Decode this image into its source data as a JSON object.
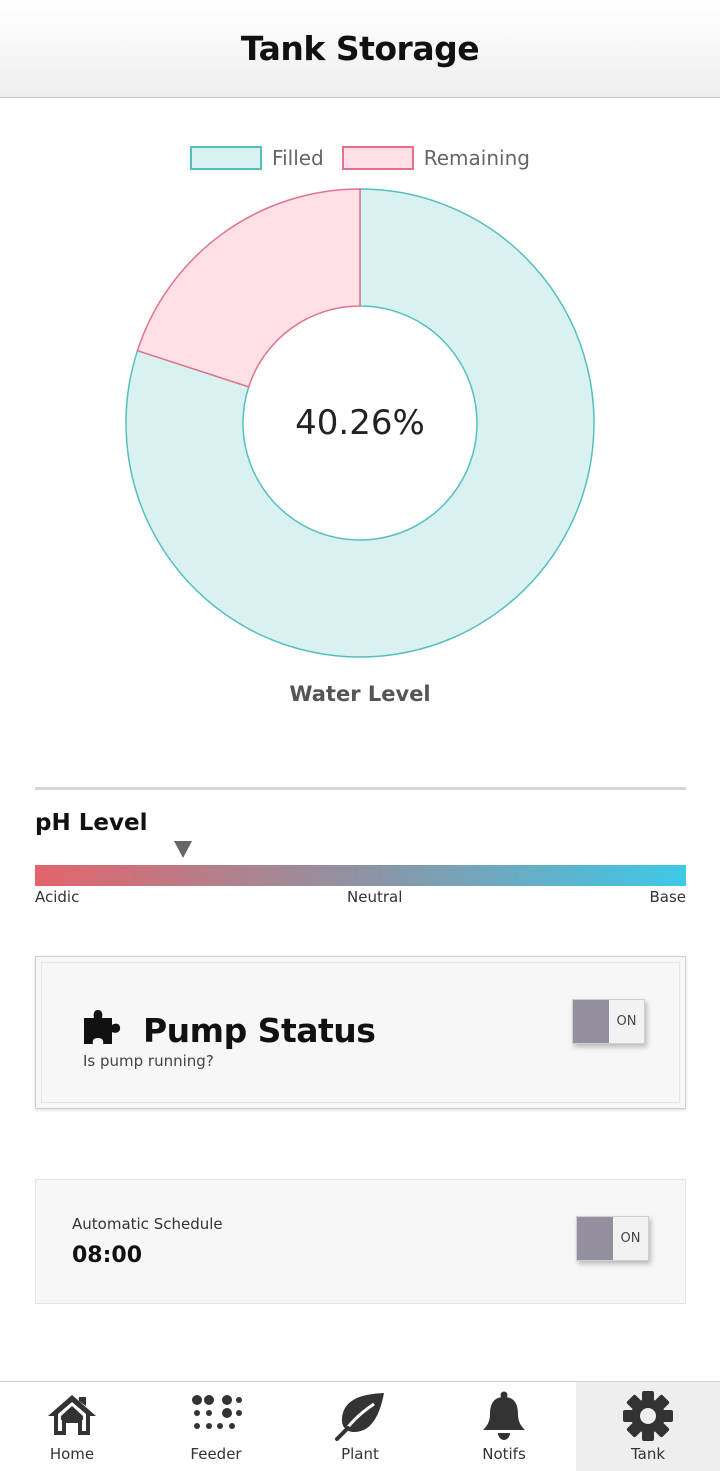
{
  "header": {
    "title": "Tank Storage"
  },
  "legend": {
    "filled_label": "Filled",
    "remaining_label": "Remaining"
  },
  "chart_data": {
    "type": "pie",
    "variant": "doughnut",
    "title": "Water Level",
    "center_label": "40.26%",
    "slices": [
      {
        "label": "Filled",
        "value": 80,
        "color": "#daf1f1",
        "stroke": "#55bfbf"
      },
      {
        "label": "Remaining",
        "value": 20,
        "color": "#ffe0e6",
        "stroke": "#e2728c"
      }
    ],
    "legend_position": "top"
  },
  "ph": {
    "title": "pH Level",
    "labels": {
      "acidic": "Acidic",
      "neutral": "Neutral",
      "base": "Base"
    },
    "marker_fraction": 0.227,
    "colors": {
      "acidic": "#e4646b",
      "neutral": "#8f93a3",
      "base": "#3ec8e8"
    }
  },
  "pump": {
    "title": "Pump Status",
    "subtitle": "Is pump running?",
    "icon": "puzzle-icon",
    "toggle_label": "ON"
  },
  "schedule": {
    "label": "Automatic Schedule",
    "time": "08:00",
    "toggle_label": "ON"
  },
  "nav": {
    "items": [
      {
        "label": "Home",
        "icon": "home-icon"
      },
      {
        "label": "Feeder",
        "icon": "dots-grid-icon"
      },
      {
        "label": "Plant",
        "icon": "leaf-icon"
      },
      {
        "label": "Notifs",
        "icon": "bell-icon"
      },
      {
        "label": "Tank",
        "icon": "gear-icon",
        "active": true
      }
    ]
  }
}
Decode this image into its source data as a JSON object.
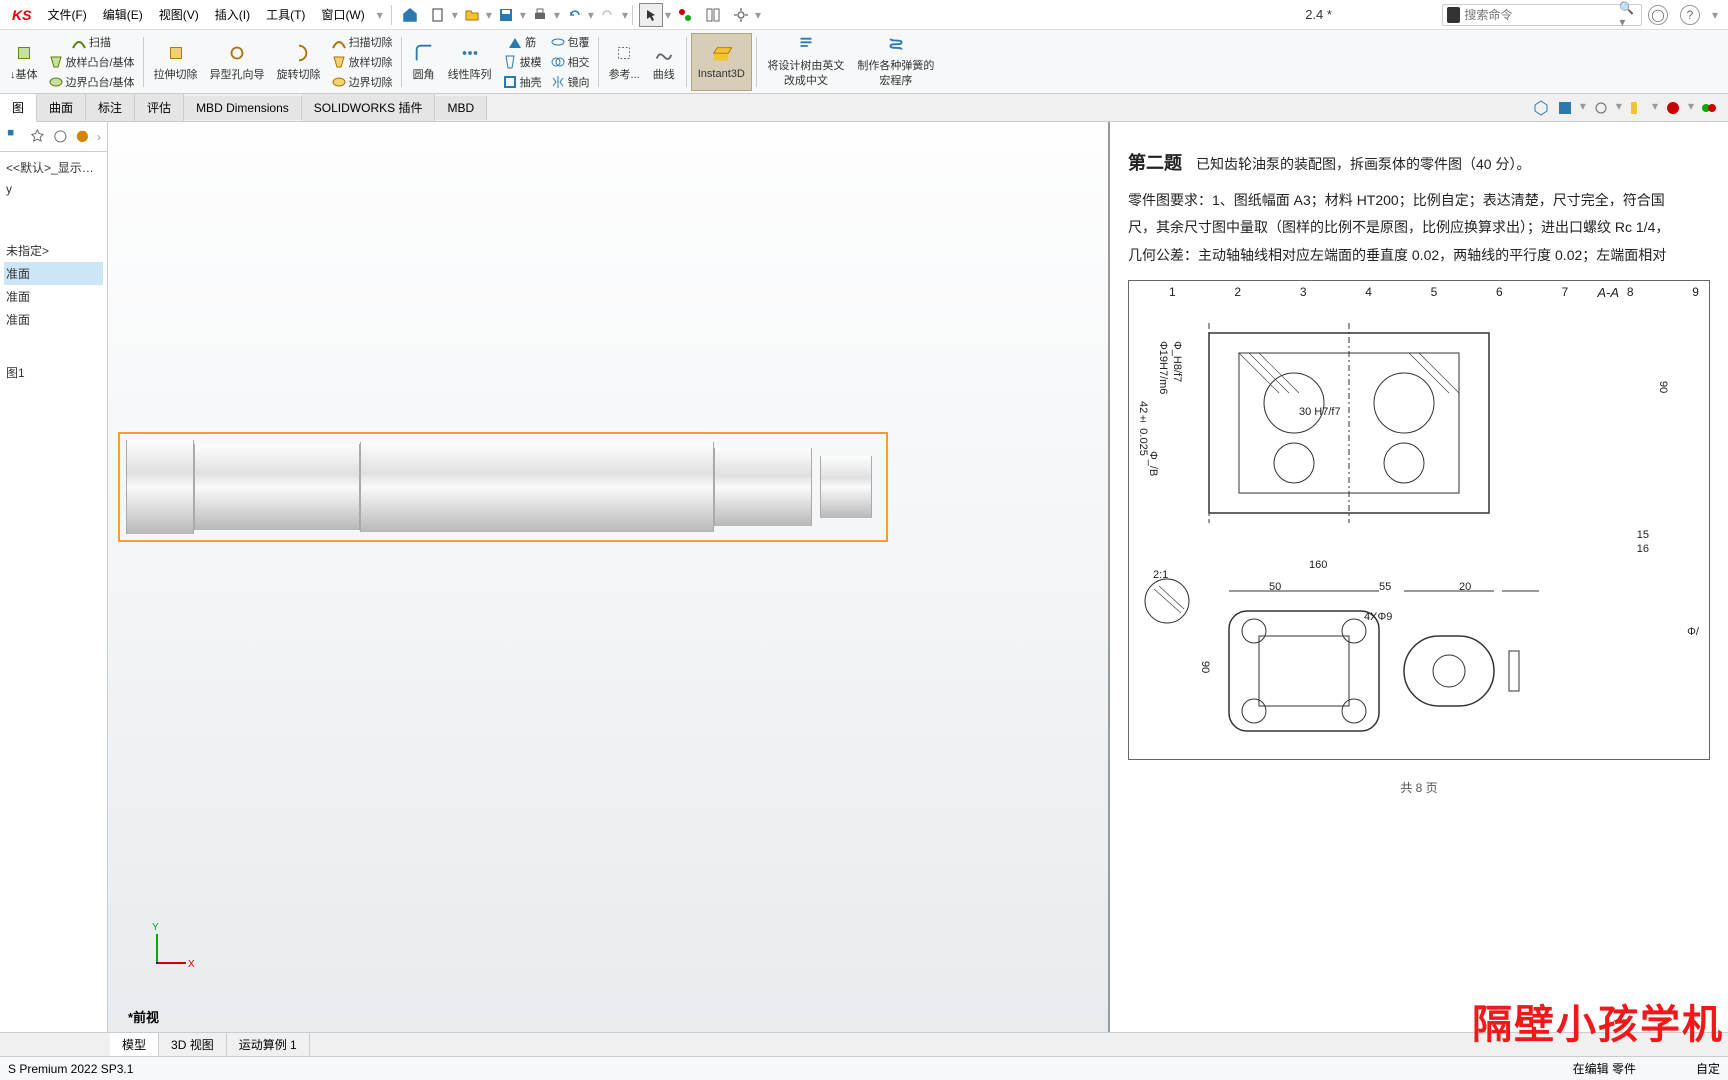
{
  "menubar": {
    "logo": "KS",
    "items": [
      {
        "label": "文件(F)"
      },
      {
        "label": "编辑(E)"
      },
      {
        "label": "视图(V)"
      },
      {
        "label": "插入(I)"
      },
      {
        "label": "工具(T)"
      },
      {
        "label": "窗口(W)"
      }
    ],
    "doc_title": "2.4 *",
    "search_placeholder": "搜索命令"
  },
  "ribbon": {
    "groups": [
      {
        "items": [
          {
            "label": "↓基体",
            "icon": "extrude"
          },
          {
            "label": "扫描",
            "icon": "sweep"
          },
          {
            "label": "放样凸台/基体",
            "icon": "loft"
          },
          {
            "label": "边界凸台/基体",
            "icon": "boundary"
          }
        ]
      },
      {
        "items": [
          {
            "label": "拉伸切除",
            "icon": "cut-extrude"
          },
          {
            "label": "异型孔向导",
            "icon": "hole-wizard"
          },
          {
            "label": "旋转切除",
            "icon": "cut-revolve"
          },
          {
            "label": "扫描切除",
            "icon": "cut-sweep"
          },
          {
            "label": "放样切除",
            "icon": "cut-loft"
          },
          {
            "label": "边界切除",
            "icon": "cut-boundary"
          }
        ]
      },
      {
        "items": [
          {
            "label": "圆角",
            "icon": "fillet"
          },
          {
            "label": "线性阵列",
            "icon": "linear-pattern"
          },
          {
            "label": "筋",
            "icon": "rib"
          },
          {
            "label": "拔模",
            "icon": "draft"
          },
          {
            "label": "抽壳",
            "icon": "shell"
          },
          {
            "label": "包覆",
            "icon": "wrap"
          },
          {
            "label": "相交",
            "icon": "intersect"
          },
          {
            "label": "镜向",
            "icon": "mirror"
          }
        ]
      },
      {
        "items": [
          {
            "label": "参考...",
            "icon": "ref-geom"
          },
          {
            "label": "曲线",
            "icon": "curves"
          }
        ]
      },
      {
        "items": [
          {
            "label": "Instant3D",
            "icon": "instant3d",
            "active": true
          }
        ]
      },
      {
        "items": [
          {
            "label": "将设计树由英文改成中文",
            "icon": "translate"
          },
          {
            "label": "制作各种弹簧的宏程序",
            "icon": "macro"
          }
        ]
      }
    ]
  },
  "tabs": [
    "图",
    "曲面",
    "标注",
    "评估",
    "MBD Dimensions",
    "SOLIDWORKS 插件",
    "MBD"
  ],
  "side_tree": {
    "config": "<<默认>_显示状态",
    "nodes": [
      "y",
      "",
      "未指定>",
      "准面",
      "准面",
      "准面",
      "",
      "图1"
    ]
  },
  "view_label": "*前视",
  "doc": {
    "q_title": "第二题",
    "q_desc": "已知齿轮油泵的装配图，拆画泵体的零件图（40 分）。",
    "req1": "零件图要求：1、图纸幅面 A3；材料 HT200；比例自定；表达清楚，尺寸完全，符合国",
    "req2": "尺，其余尺寸图中量取（图样的比例不是原图，比例应换算求出）；进出口螺纹 Rc 1/4，",
    "req3": "几何公差：主动轴轴线相对应左端面的垂直度 0.02，两轴线的平行度 0.02；左端面相对",
    "callout_numbers": [
      "1",
      "2",
      "3",
      "4",
      "5",
      "6",
      "7",
      "8",
      "9"
    ],
    "section_label": "A-A",
    "dims": {
      "phi19": "Φ19H7/m6",
      "phi_f7": "Φ_H8/f7",
      "fit30": "30 H7/f7",
      "len42": "42± 0.025",
      "phi_b": "Φ_/B",
      "bottom15": "15",
      "bottom16": "16",
      "w160": "160",
      "ratio": "2:1",
      "w50": "50",
      "w55": "55",
      "w20": "20",
      "holes": "4XΦ9",
      "h90": "90",
      "phi_a": "Φ/"
    },
    "page_foot": "共 8 页"
  },
  "bottom_tabs": [
    "模型",
    "3D 视图",
    "运动算例 1"
  ],
  "status": {
    "left": "S Premium 2022 SP3.1",
    "right": "在编辑 零件",
    "right2": "自定"
  },
  "watermark": "隔壁小孩学机"
}
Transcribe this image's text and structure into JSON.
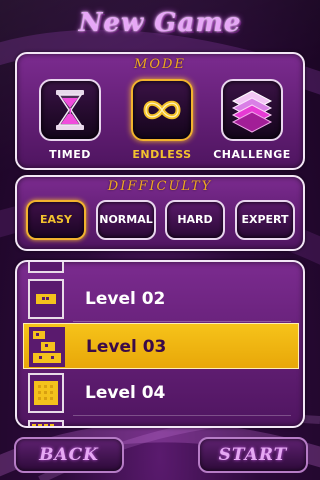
{
  "screen": {
    "title": "New Game"
  },
  "mode_panel": {
    "caption": "MODE",
    "modes": [
      {
        "label": "TIMED",
        "icon": "hourglass-icon"
      },
      {
        "label": "ENDLESS",
        "icon": "infinity-icon"
      },
      {
        "label": "CHALLENGE",
        "icon": "stacked-layers-icon"
      }
    ],
    "selected": "ENDLESS"
  },
  "difficulty_panel": {
    "caption": "DIFFICULTY",
    "options": [
      "EASY",
      "NORMAL",
      "HARD",
      "EXPERT"
    ],
    "selected": "EASY"
  },
  "levels": {
    "items": [
      {
        "name": ""
      },
      {
        "name": "Level 02"
      },
      {
        "name": "Level 03"
      },
      {
        "name": "Level 04"
      }
    ],
    "selected": "Level 03"
  },
  "footer": {
    "back_label": "BACK",
    "start_label": "START"
  },
  "colors": {
    "accent": "#f2b32e",
    "title": "#e7a7f7",
    "panel": "#6a2380",
    "selected_row": "#f2b90f"
  }
}
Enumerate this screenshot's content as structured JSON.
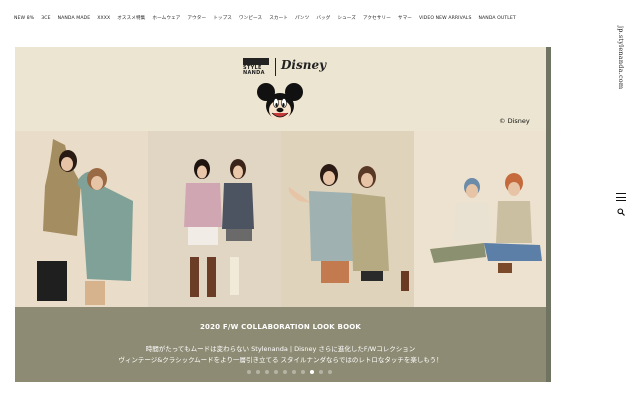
{
  "nav": {
    "items": [
      "NEW 8%",
      "3CE",
      "NANDA MADE",
      "XXXX",
      "オススメ特集",
      "ホームウェア",
      "アウター",
      "トップス",
      "ワンピース",
      "スカート",
      "パンツ",
      "バッグ",
      "シューズ",
      "アクセサリー",
      "サマー",
      "VIDEO NEW ARRIVALS",
      "NANDA OUTLET"
    ]
  },
  "site": {
    "url": "jp.stylenanda.com"
  },
  "slide": {
    "brand_top": "STYLE",
    "brand_bottom": "NANDA",
    "collab_brand": "Disney",
    "copyright": "© Disney",
    "title": "2020 F/W COLLABORATION LOOK BOOK",
    "line1": "時間がたってもムードは変わらない Stylenanda | Disney さらに進化したF/Wコレクション",
    "line2": "ヴィンテージ&クラシックムードをより一層引き立てる スタイルナンダならではのレトロなタッチを楽しもう！"
  },
  "slider": {
    "dot_count": 10,
    "active_index": 7
  },
  "colors": {
    "banner_bg": "#ece5d2",
    "caption_bg": "#8e8b74",
    "accent_text": "#ffffff"
  }
}
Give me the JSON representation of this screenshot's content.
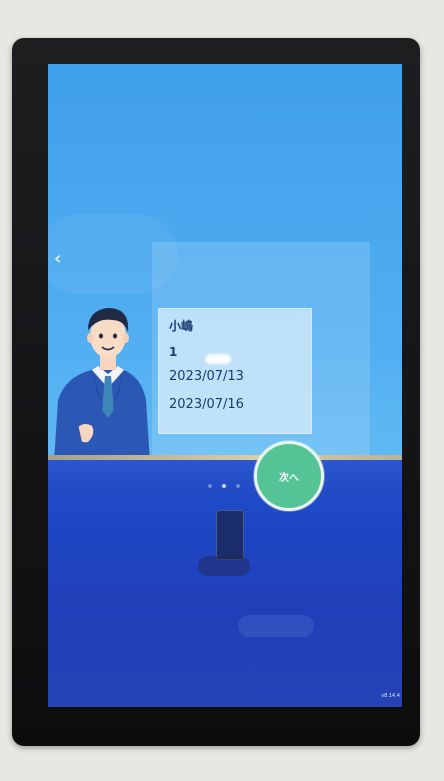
{
  "screen": {
    "back_icon": "chevron-left-icon",
    "card": {
      "fields": [
        {
          "label": "",
          "value": "小嶋"
        },
        {
          "label": "",
          "value": "1"
        },
        {
          "label": "",
          "value": "2023/07/13"
        },
        {
          "label": "",
          "value": "2023/07/16"
        }
      ]
    },
    "next_button_label": "次へ",
    "page_indicator": {
      "count": 3,
      "active_index": 1
    },
    "version_label": "v8.14.4"
  },
  "colors": {
    "upper_background": "#52aff2",
    "lower_background": "#1f4fd0",
    "next_button": "#54c497",
    "gold_line": "#d8cfa6"
  }
}
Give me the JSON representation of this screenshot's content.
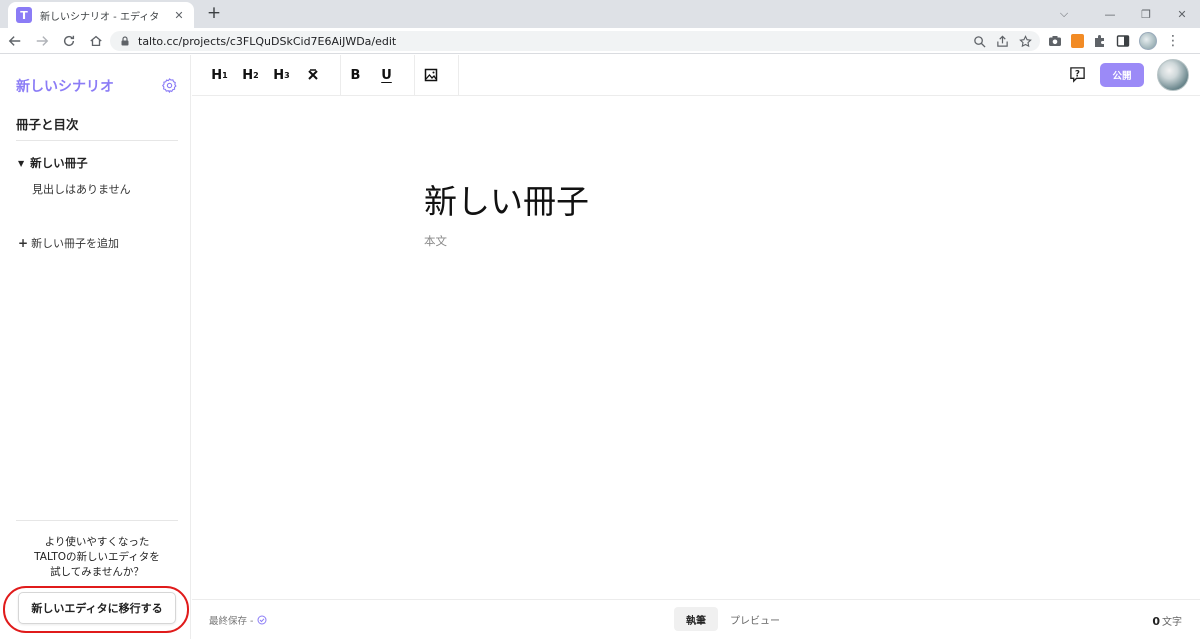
{
  "browser": {
    "tab_title": "新しいシナリオ - エディタ",
    "tab_favicon_letter": "T",
    "url": "talto.cc/projects/c3FLQuDSkCid7E6AiJWDa/edit"
  },
  "sidebar": {
    "scenario_title": "新しいシナリオ",
    "booklet_heading": "冊子と目次",
    "book_label": "新しい冊子",
    "no_headings": "見出しはありません",
    "add_book_label": "新しい冊子を追加",
    "promo_lines": [
      "より使いやすくなった",
      "TALTOの新しいエディタを",
      "試してみませんか？"
    ],
    "migrate_button": "新しいエディタに移行する"
  },
  "toolbar": {
    "h1": "H",
    "h1_sub": "1",
    "h2": "H",
    "h2_sub": "2",
    "h3": "H",
    "h3_sub": "3",
    "bold": "B",
    "underline": "U",
    "publish_label": "公開"
  },
  "document": {
    "title": "新しい冊子",
    "body_placeholder": "本文"
  },
  "status": {
    "last_saved": "最終保存 -",
    "tab_write": "執筆",
    "tab_preview": "プレビュー",
    "char_count": "0",
    "char_unit": "文字"
  },
  "colors": {
    "accent": "#8b7cf6",
    "publish": "#9b8af7",
    "annotation": "#e01b1b"
  }
}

----------------

### [Task to carry out]
In the records above, find each line that holds the word "Remaining"; copy all such lines.

### [Output for this task]
    "remaining_label": "Remaining"
        "label": "Remaining",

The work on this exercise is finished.